## Chart and figure data
(begin)
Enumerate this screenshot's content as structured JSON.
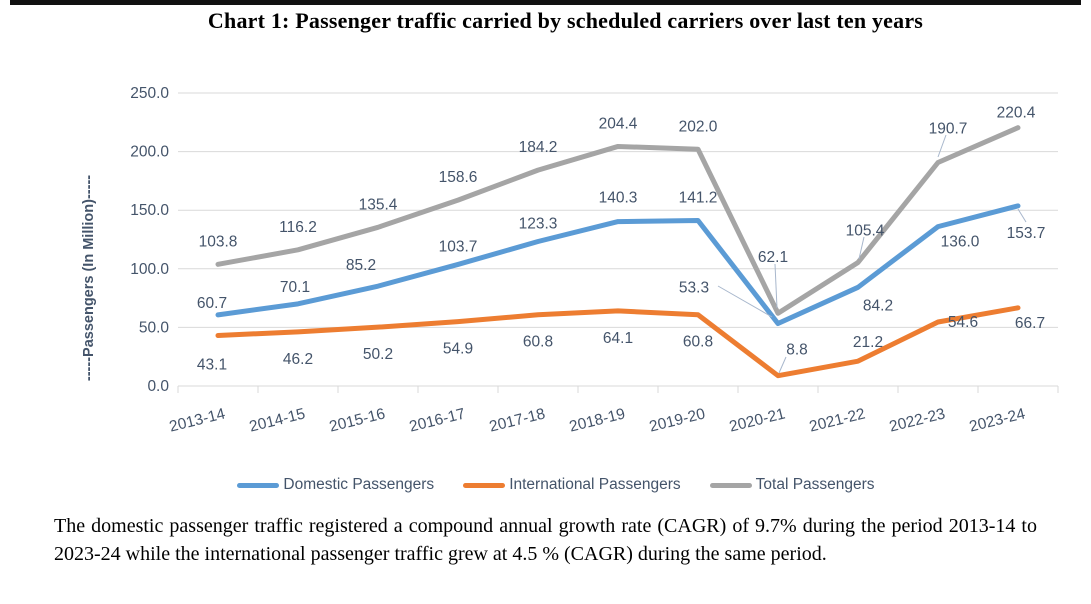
{
  "title": "Chart 1: Passenger traffic carried by scheduled carriers over last ten years",
  "chart_data": {
    "type": "line",
    "categories": [
      "2013-14",
      "2014-15",
      "2015-16",
      "2016-17",
      "2017-18",
      "2018-19",
      "2019-20",
      "2020-21",
      "2021-22",
      "2022-23",
      "2023-24"
    ],
    "series": [
      {
        "name": "Domestic Passengers",
        "color": "#5B9BD5",
        "values": [
          60.7,
          70.1,
          85.2,
          103.7,
          123.3,
          140.3,
          141.2,
          53.3,
          84.2,
          136.0,
          153.7
        ]
      },
      {
        "name": "International Passengers",
        "color": "#ED7D31",
        "values": [
          43.1,
          46.2,
          50.2,
          54.9,
          60.8,
          64.1,
          60.8,
          8.8,
          21.2,
          54.6,
          66.7
        ]
      },
      {
        "name": "Total Passengers",
        "color": "#A5A5A5",
        "values": [
          103.8,
          116.2,
          135.4,
          158.6,
          184.2,
          204.4,
          202.0,
          62.1,
          105.4,
          190.7,
          220.4
        ]
      }
    ],
    "xlabel": "",
    "ylabel": "-----Passengers (In Million)-----",
    "ylim": [
      0,
      250
    ],
    "yticks": [
      250,
      200,
      150,
      100,
      50,
      0
    ],
    "tick_label_decimals": 1,
    "data_label_decimals": 1,
    "grid": "horizontal",
    "legend_position": "bottom",
    "text_color": "#44546A",
    "gridline_color": "#D9D9D9",
    "leader_line_color": "#A8B7CC"
  },
  "caption": "The domestic passenger traffic registered a compound annual growth rate (CAGR) of 9.7% during the period 2013-14 to 2023-24 while the international passenger traffic grew at 4.5 % (CAGR) during the same period."
}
(end)
## Written exercise
Report how many lines in this data include the string "Passengers", and nothing else.

## Solution to the problem
4